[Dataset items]
## begin
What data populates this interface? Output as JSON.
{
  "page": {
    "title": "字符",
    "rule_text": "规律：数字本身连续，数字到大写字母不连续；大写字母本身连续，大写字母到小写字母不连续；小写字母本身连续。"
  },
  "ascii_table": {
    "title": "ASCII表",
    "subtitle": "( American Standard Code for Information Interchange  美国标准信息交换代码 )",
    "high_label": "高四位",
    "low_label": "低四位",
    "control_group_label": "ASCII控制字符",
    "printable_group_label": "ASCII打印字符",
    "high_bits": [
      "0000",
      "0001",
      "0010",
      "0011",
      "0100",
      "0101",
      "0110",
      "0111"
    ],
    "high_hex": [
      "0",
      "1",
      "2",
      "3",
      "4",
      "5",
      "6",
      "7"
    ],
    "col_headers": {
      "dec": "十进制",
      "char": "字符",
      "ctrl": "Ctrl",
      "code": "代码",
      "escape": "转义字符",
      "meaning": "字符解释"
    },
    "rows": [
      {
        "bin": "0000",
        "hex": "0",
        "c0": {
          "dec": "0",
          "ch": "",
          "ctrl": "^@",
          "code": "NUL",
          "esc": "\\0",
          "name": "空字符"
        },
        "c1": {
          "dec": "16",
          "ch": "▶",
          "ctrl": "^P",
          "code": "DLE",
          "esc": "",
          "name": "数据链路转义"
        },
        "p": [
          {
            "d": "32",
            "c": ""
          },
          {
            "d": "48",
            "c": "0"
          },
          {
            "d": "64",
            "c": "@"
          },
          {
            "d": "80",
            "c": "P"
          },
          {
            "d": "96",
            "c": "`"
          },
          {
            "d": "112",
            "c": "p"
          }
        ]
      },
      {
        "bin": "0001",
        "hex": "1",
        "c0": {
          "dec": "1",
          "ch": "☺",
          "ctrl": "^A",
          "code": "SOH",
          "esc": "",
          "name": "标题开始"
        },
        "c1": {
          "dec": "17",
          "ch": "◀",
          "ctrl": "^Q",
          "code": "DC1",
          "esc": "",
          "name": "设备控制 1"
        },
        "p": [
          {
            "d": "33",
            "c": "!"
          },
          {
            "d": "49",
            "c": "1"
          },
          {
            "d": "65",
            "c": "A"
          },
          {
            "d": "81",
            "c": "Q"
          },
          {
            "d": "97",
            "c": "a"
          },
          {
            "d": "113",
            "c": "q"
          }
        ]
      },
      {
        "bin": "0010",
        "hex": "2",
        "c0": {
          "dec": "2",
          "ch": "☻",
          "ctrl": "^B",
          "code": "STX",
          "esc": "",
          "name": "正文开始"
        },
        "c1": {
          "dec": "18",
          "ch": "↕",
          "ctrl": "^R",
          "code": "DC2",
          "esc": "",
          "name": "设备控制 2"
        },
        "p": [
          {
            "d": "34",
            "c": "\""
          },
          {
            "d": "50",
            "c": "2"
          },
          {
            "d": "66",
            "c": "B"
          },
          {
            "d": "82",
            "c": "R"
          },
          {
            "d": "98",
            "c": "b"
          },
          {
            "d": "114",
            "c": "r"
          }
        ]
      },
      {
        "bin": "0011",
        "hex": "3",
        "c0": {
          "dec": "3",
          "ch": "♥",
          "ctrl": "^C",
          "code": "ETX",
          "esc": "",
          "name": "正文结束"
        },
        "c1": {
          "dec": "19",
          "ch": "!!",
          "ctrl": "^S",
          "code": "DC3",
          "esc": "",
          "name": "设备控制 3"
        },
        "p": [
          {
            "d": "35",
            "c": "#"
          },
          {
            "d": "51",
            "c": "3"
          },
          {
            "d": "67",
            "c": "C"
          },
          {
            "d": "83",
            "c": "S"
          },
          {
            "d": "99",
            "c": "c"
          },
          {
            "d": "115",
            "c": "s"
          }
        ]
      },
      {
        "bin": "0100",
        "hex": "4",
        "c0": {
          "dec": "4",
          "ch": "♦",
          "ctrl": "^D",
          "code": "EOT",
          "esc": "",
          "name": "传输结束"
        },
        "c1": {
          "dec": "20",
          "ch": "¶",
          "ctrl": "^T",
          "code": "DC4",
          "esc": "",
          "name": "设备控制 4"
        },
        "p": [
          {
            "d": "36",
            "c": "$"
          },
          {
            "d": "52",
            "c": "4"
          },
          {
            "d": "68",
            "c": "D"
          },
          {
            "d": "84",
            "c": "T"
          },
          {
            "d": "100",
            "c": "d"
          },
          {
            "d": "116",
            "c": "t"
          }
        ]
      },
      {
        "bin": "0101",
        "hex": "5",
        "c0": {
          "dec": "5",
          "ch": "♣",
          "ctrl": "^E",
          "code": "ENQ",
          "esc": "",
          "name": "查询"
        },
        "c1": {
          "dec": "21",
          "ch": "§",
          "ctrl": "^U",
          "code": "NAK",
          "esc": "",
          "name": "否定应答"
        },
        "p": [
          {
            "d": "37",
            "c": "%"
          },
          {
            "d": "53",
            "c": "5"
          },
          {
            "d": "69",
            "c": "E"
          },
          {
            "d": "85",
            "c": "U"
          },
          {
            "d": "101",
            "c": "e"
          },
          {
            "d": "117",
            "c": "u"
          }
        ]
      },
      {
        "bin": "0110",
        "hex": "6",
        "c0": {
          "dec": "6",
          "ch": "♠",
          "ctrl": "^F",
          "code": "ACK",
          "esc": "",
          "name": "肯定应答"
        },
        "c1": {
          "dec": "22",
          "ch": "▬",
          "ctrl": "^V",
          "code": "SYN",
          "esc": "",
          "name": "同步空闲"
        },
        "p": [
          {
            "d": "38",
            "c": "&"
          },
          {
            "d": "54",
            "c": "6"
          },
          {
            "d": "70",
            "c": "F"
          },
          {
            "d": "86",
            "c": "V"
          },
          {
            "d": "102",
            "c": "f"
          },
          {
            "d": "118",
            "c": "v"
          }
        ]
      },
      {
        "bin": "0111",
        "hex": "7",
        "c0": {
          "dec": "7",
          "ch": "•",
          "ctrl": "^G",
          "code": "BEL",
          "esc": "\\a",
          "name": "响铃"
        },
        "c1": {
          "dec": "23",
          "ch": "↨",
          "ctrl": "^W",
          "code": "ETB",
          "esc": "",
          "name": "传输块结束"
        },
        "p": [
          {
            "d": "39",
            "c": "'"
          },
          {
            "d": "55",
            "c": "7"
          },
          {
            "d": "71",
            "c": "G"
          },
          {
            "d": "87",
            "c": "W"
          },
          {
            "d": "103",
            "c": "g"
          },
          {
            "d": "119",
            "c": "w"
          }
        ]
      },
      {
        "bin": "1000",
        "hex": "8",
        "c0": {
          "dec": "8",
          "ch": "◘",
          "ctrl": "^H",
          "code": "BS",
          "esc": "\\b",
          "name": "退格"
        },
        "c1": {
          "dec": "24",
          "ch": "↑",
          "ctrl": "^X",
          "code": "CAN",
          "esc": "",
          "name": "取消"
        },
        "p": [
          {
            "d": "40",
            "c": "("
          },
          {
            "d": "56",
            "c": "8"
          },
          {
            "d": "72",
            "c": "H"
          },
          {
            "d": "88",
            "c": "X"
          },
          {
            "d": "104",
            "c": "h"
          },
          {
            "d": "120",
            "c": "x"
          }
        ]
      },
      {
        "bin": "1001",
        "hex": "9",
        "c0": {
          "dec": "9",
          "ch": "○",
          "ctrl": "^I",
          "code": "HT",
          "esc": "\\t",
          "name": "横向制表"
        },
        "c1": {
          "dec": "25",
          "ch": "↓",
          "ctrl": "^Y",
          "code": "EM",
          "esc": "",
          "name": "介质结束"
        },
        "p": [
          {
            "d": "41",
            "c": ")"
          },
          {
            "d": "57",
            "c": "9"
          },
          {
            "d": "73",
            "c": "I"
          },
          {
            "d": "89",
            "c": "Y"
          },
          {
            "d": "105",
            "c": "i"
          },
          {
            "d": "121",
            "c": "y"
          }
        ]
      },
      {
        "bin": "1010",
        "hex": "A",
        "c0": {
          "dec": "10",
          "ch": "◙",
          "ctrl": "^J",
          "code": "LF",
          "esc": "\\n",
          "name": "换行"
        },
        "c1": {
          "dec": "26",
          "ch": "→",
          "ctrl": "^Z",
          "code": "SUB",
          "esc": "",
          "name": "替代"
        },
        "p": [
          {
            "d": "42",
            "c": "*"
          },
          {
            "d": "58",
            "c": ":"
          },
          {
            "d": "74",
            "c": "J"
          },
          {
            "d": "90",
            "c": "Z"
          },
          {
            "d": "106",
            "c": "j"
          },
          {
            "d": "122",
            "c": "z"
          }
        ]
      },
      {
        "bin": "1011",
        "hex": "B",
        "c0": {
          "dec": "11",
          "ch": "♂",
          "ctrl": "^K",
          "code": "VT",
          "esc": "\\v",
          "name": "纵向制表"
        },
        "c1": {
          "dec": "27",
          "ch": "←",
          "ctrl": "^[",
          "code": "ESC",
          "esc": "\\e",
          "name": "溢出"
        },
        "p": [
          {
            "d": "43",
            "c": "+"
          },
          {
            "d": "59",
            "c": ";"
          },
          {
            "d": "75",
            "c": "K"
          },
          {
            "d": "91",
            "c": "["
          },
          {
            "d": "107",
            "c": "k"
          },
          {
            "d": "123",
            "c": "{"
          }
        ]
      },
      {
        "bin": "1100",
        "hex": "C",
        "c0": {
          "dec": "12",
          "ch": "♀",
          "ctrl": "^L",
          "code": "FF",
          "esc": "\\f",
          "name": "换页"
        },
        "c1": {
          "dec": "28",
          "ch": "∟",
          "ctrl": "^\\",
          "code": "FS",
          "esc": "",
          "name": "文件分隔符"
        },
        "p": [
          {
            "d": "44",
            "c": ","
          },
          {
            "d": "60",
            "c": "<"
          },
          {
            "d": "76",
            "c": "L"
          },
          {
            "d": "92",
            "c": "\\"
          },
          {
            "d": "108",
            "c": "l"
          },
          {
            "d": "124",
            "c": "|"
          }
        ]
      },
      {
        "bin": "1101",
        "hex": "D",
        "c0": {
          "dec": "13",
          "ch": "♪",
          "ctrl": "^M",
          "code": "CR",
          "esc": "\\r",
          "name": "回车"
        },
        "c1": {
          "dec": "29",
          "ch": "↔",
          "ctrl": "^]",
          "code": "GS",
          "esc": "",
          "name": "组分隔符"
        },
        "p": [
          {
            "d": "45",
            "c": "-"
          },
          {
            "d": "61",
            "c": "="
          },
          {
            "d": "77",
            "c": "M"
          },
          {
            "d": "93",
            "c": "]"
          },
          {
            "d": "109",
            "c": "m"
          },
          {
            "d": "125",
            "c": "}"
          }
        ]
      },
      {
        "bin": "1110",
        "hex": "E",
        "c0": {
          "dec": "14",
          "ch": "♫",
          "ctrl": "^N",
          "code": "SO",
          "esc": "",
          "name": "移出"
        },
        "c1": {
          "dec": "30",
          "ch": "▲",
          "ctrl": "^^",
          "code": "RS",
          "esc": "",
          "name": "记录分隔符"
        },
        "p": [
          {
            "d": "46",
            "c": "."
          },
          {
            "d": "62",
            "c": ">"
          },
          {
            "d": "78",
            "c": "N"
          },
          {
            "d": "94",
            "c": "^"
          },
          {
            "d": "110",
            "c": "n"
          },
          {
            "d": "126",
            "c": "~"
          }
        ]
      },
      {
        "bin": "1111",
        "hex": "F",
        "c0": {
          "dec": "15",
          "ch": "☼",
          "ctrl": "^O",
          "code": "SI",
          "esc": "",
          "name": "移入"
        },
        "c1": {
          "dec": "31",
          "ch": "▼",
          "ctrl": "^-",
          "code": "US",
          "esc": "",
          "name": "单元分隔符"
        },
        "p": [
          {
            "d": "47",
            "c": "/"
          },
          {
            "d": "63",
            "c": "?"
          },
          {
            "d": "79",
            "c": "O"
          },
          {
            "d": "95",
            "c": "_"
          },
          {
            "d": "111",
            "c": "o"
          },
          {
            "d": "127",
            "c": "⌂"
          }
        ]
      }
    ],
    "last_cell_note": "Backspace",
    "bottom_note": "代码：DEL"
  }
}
## end
● **EXERCISE GOAL**
Copy every line above that holds the word "设备控制".

● **OUTPUT OF THE TASK**
          "name": "设备控制 1"
          "name": "设备控制 2"
          "name": "设备控制 3"
          "name": "设备控制 4"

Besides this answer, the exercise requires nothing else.